Figure record extracts:
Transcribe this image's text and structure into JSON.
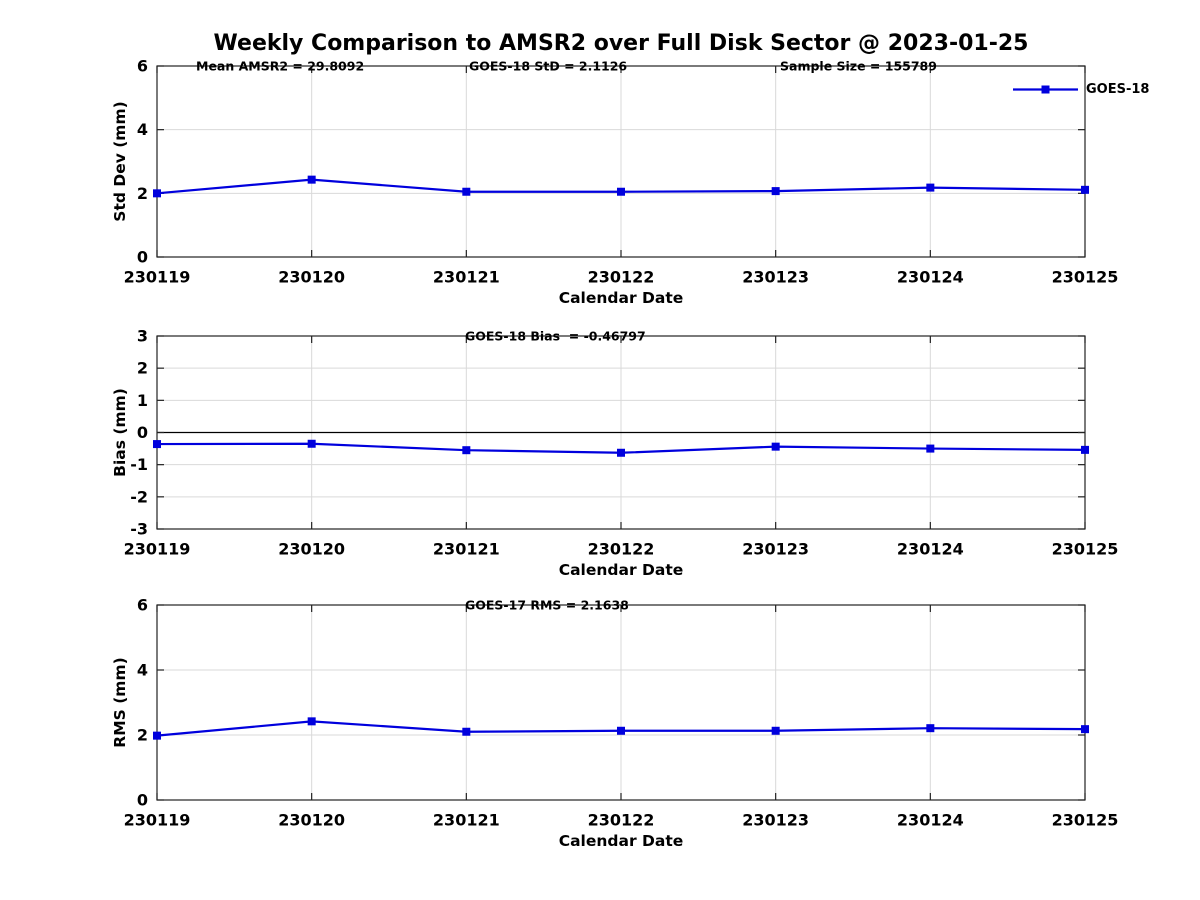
{
  "title": "Weekly Comparison to AMSR2 over Full Disk Sector @ 2023-01-25",
  "colors": {
    "series": "#0000dd",
    "grid": "#d9d9d9",
    "axis": "#222222",
    "zero_line": "#000000",
    "text": "#000000",
    "background": "#ffffff"
  },
  "legend": {
    "label": "GOES-18",
    "position": "top-right-outside"
  },
  "chart_data": [
    {
      "type": "line",
      "name": "std-dev",
      "title": "",
      "xlabel": "Calendar Date",
      "ylabel": "Std Dev (mm)",
      "ylim": [
        0,
        6
      ],
      "yticks": [
        0,
        2,
        4,
        6
      ],
      "grid": true,
      "categories": [
        "230119",
        "230120",
        "230121",
        "230122",
        "230123",
        "230124",
        "230125"
      ],
      "series": [
        {
          "name": "GOES-18",
          "values": [
            2.0,
            2.43,
            2.05,
            2.05,
            2.07,
            2.18,
            2.11
          ]
        }
      ],
      "annotations": [
        "Mean AMSR2 = 29.8092",
        "GOES-18 StD = 2.1126",
        "Sample Size = 155789"
      ],
      "legend": "GOES-18"
    },
    {
      "type": "line",
      "name": "bias",
      "title": "",
      "xlabel": "Calendar Date",
      "ylabel": "Bias (mm)",
      "ylim": [
        -3,
        3
      ],
      "yticks": [
        3,
        2,
        1,
        0,
        -1,
        -2,
        -3
      ],
      "grid": true,
      "zero_line": true,
      "categories": [
        "230119",
        "230120",
        "230121",
        "230122",
        "230123",
        "230124",
        "230125"
      ],
      "series": [
        {
          "name": "GOES-18",
          "values": [
            -0.36,
            -0.35,
            -0.55,
            -0.63,
            -0.44,
            -0.5,
            -0.54
          ]
        }
      ],
      "annotations": [
        "GOES-18 Bias  = -0.46797"
      ]
    },
    {
      "type": "line",
      "name": "rms",
      "title": "",
      "xlabel": "Calendar Date",
      "ylabel": "RMS (mm)",
      "ylim": [
        0,
        6
      ],
      "yticks": [
        0,
        2,
        4,
        6
      ],
      "grid": true,
      "categories": [
        "230119",
        "230120",
        "230121",
        "230122",
        "230123",
        "230124",
        "230125"
      ],
      "series": [
        {
          "name": "GOES-18",
          "values": [
            1.98,
            2.42,
            2.1,
            2.13,
            2.13,
            2.21,
            2.18
          ]
        }
      ],
      "annotations": [
        "GOES-17 RMS = 2.1638"
      ]
    }
  ]
}
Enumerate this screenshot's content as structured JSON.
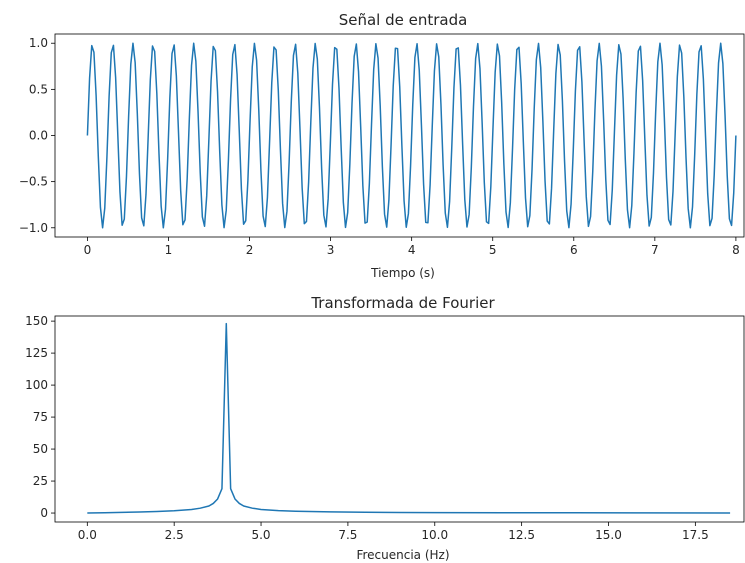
{
  "chart_data": [
    {
      "type": "line",
      "title": "Señal de entrada",
      "xlabel": "Tiempo (s)",
      "ylabel": "",
      "xlim": [
        -0.4,
        8.1
      ],
      "ylim": [
        -1.1,
        1.1
      ],
      "xticks": [
        0,
        1,
        2,
        3,
        4,
        5,
        6,
        7,
        8
      ],
      "xtick_labels": [
        "0",
        "1",
        "2",
        "3",
        "4",
        "5",
        "6",
        "7",
        "8"
      ],
      "yticks": [
        1.0,
        0.5,
        0.0,
        -0.5,
        -1.0
      ],
      "ytick_labels": [
        "1.0",
        "0.5",
        "0.0",
        "−0.5",
        "−1.0"
      ],
      "grid": false,
      "series": [
        {
          "color": "#1f77b4",
          "function": "sin(2*pi*4*t)",
          "t_start": 0,
          "t_end": 8,
          "samples": 300
        }
      ]
    },
    {
      "type": "line",
      "title": "Transformada de Fourier",
      "xlabel": "Frecuencia (Hz)",
      "ylabel": "",
      "xlim": [
        -0.93,
        18.9
      ],
      "ylim": [
        -7,
        154
      ],
      "xticks": [
        0,
        2.5,
        5,
        7.5,
        10,
        12.5,
        15,
        17.5
      ],
      "xtick_labels": [
        "0.0",
        "2.5",
        "5.0",
        "7.5",
        "10.0",
        "12.5",
        "15.0",
        "17.5"
      ],
      "yticks": [
        0,
        25,
        50,
        75,
        100,
        125,
        150
      ],
      "ytick_labels": [
        "0",
        "25",
        "50",
        "75",
        "100",
        "125",
        "150"
      ],
      "grid": false,
      "series": [
        {
          "color": "#1f77b4",
          "x": [
            0,
            0.5,
            1,
            1.5,
            2,
            2.5,
            3,
            3.25,
            3.5,
            3.625,
            3.75,
            3.875,
            4.0,
            4.125,
            4.25,
            4.375,
            4.5,
            4.75,
            5.0,
            5.5,
            6,
            7,
            8,
            9,
            10,
            12,
            14,
            16,
            18.5
          ],
          "y": [
            0.0,
            0.2,
            0.5,
            0.8,
            1.2,
            1.8,
            2.8,
            3.8,
            5.5,
            7.5,
            11,
            19,
            148,
            19,
            11,
            7.5,
            5.5,
            3.8,
            2.8,
            1.9,
            1.4,
            0.9,
            0.6,
            0.45,
            0.35,
            0.25,
            0.18,
            0.12,
            0.05
          ]
        }
      ]
    }
  ]
}
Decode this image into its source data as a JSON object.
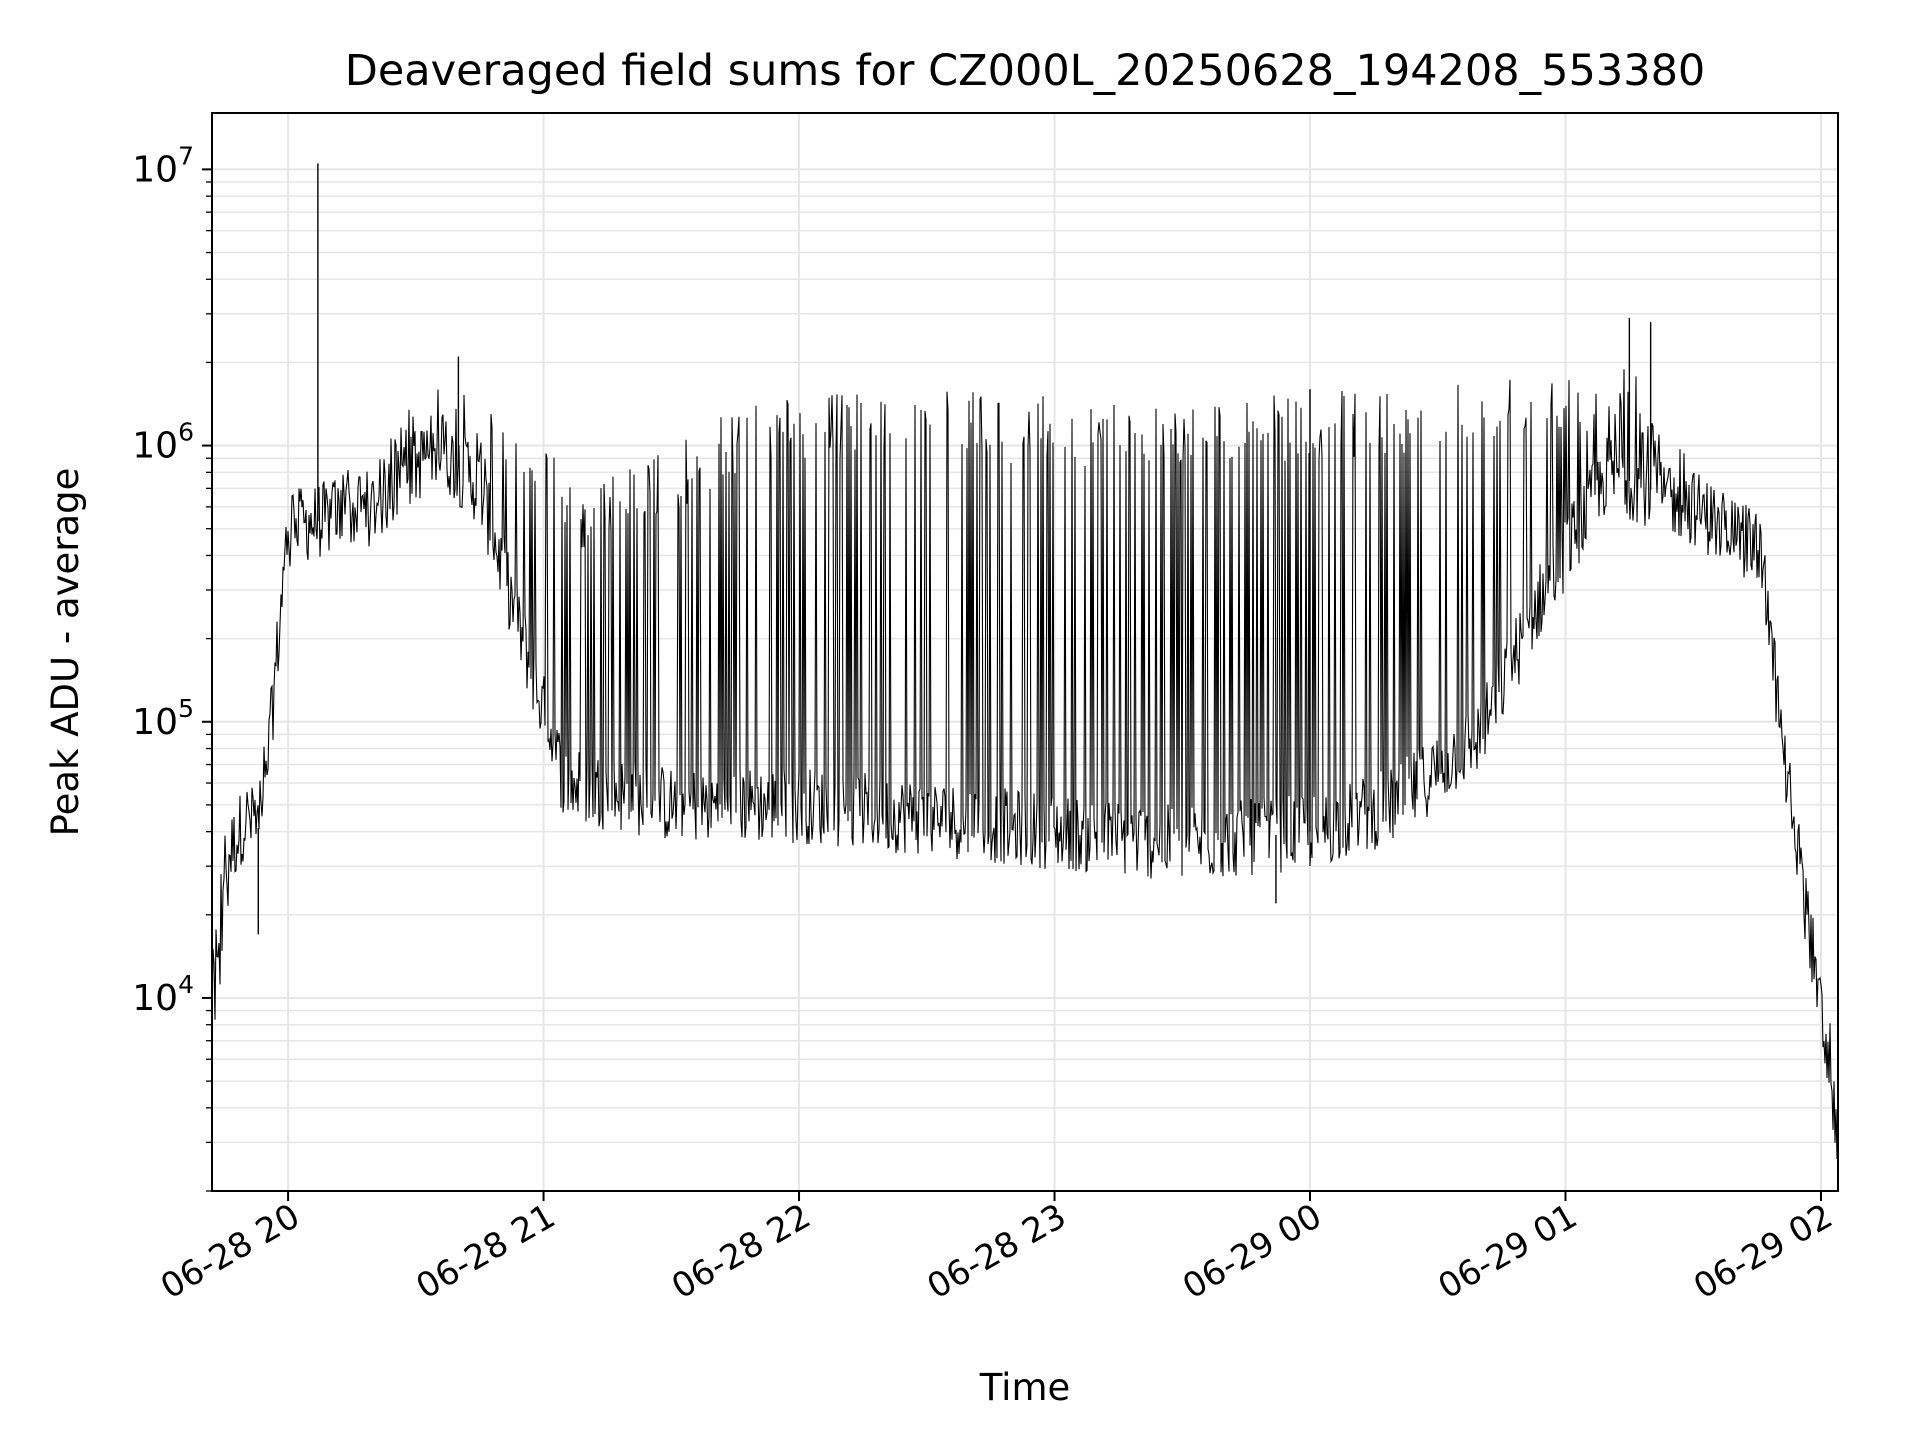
{
  "chart_data": {
    "type": "line",
    "title": "Deaveraged field sums for CZ000L_20250628_194208_553380",
    "xlabel": "Time",
    "ylabel": "Peak ADU - average",
    "y_scale": "log",
    "ylim": [
      2000,
      16000000
    ],
    "xlim": [
      "2025-06-28T19:42:08",
      "2025-06-29T02:04:00"
    ],
    "x_ticks": [
      {
        "value": "2025-06-28T20:00",
        "label": "06-28 20"
      },
      {
        "value": "2025-06-28T21:00",
        "label": "06-28 21"
      },
      {
        "value": "2025-06-28T22:00",
        "label": "06-28 22"
      },
      {
        "value": "2025-06-28T23:00",
        "label": "06-28 23"
      },
      {
        "value": "2025-06-29T00:00",
        "label": "06-29 00"
      },
      {
        "value": "2025-06-29T01:00",
        "label": "06-29 01"
      },
      {
        "value": "2025-06-29T02:00",
        "label": "06-29 02"
      }
    ],
    "y_ticks": [
      {
        "value": 10000,
        "base": "10",
        "exp": "4"
      },
      {
        "value": 100000,
        "base": "10",
        "exp": "5"
      },
      {
        "value": 1000000,
        "base": "10",
        "exp": "6"
      },
      {
        "value": 10000000,
        "base": "10",
        "exp": "7"
      }
    ],
    "grid": true,
    "legend": null,
    "series": [
      {
        "color": "#000000",
        "baseline": [
          {
            "x": "2025-06-28T19:42:08",
            "y": 10000
          },
          {
            "x": "2025-06-28T19:45",
            "y": 30000
          },
          {
            "x": "2025-06-28T19:50",
            "y": 45000
          },
          {
            "x": "2025-06-28T19:54",
            "y": 40000
          },
          {
            "x": "2025-06-28T19:57",
            "y": 150000
          },
          {
            "x": "2025-06-28T20:00",
            "y": 500000
          },
          {
            "x": "2025-06-28T20:20",
            "y": 600000
          },
          {
            "x": "2025-06-28T20:35",
            "y": 1000000
          },
          {
            "x": "2025-06-28T20:45",
            "y": 700000
          },
          {
            "x": "2025-06-28T20:55",
            "y": 200000
          },
          {
            "x": "2025-06-28T21:05",
            "y": 60000
          },
          {
            "x": "2025-06-28T21:30",
            "y": 50000
          },
          {
            "x": "2025-06-28T22:00",
            "y": 50000
          },
          {
            "x": "2025-06-28T22:30",
            "y": 45000
          },
          {
            "x": "2025-06-28T23:00",
            "y": 40000
          },
          {
            "x": "2025-06-28T23:30",
            "y": 36000
          },
          {
            "x": "2025-06-29T00:00",
            "y": 40000
          },
          {
            "x": "2025-06-29T00:20",
            "y": 50000
          },
          {
            "x": "2025-06-29T00:40",
            "y": 90000
          },
          {
            "x": "2025-06-29T00:55",
            "y": 300000
          },
          {
            "x": "2025-06-29T01:10",
            "y": 800000
          },
          {
            "x": "2025-06-29T01:30",
            "y": 600000
          },
          {
            "x": "2025-06-29T01:46",
            "y": 400000
          },
          {
            "x": "2025-06-29T01:52",
            "y": 60000
          },
          {
            "x": "2025-06-29T01:58",
            "y": 15000
          },
          {
            "x": "2025-06-29T02:04",
            "y": 3000
          }
        ],
        "upper_envelope": [
          {
            "x": "2025-06-28T19:42:08",
            "y": 12000
          },
          {
            "x": "2025-06-28T19:50",
            "y": 60000
          },
          {
            "x": "2025-06-28T19:55",
            "y": 100000
          },
          {
            "x": "2025-06-28T20:00",
            "y": 700000
          },
          {
            "x": "2025-06-28T20:20",
            "y": 900000
          },
          {
            "x": "2025-06-28T20:30",
            "y": 1500000
          },
          {
            "x": "2025-06-28T20:40",
            "y": 1700000
          },
          {
            "x": "2025-06-28T20:55",
            "y": 1200000
          },
          {
            "x": "2025-06-28T21:10",
            "y": 700000
          },
          {
            "x": "2025-06-28T21:30",
            "y": 1000000
          },
          {
            "x": "2025-06-28T21:50",
            "y": 1500000
          },
          {
            "x": "2025-06-28T22:30",
            "y": 1600000
          },
          {
            "x": "2025-06-28T23:00",
            "y": 1500000
          },
          {
            "x": "2025-06-28T23:30",
            "y": 1450000
          },
          {
            "x": "2025-06-29T00:00",
            "y": 1550000
          },
          {
            "x": "2025-06-29T00:30",
            "y": 1700000
          },
          {
            "x": "2025-06-29T01:00",
            "y": 2000000
          },
          {
            "x": "2025-06-29T01:15",
            "y": 2000000
          },
          {
            "x": "2025-06-29T01:30",
            "y": 900000
          },
          {
            "x": "2025-06-29T01:46",
            "y": 550000
          },
          {
            "x": "2025-06-29T01:52",
            "y": 100000
          },
          {
            "x": "2025-06-29T01:58",
            "y": 20000
          },
          {
            "x": "2025-06-29T02:04",
            "y": 6000
          }
        ],
        "notable_points": [
          {
            "x": "2025-06-28T20:07",
            "y": 10500000
          },
          {
            "x": "2025-06-28T20:40",
            "y": 2100000
          },
          {
            "x": "2025-06-29T00:00",
            "y": 1600000
          },
          {
            "x": "2025-06-29T01:15",
            "y": 2900000
          },
          {
            "x": "2025-06-29T01:20",
            "y": 2800000
          },
          {
            "x": "2025-06-28T23:52",
            "y": 22000
          },
          {
            "x": "2025-06-28T19:53",
            "y": 17000
          }
        ]
      }
    ]
  }
}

What is expected =
Extract all lines from the data in which "image" is found.

Full response =
Transcribe this image's text and structure into JSON.
Decode this image into its source data as a JSON object.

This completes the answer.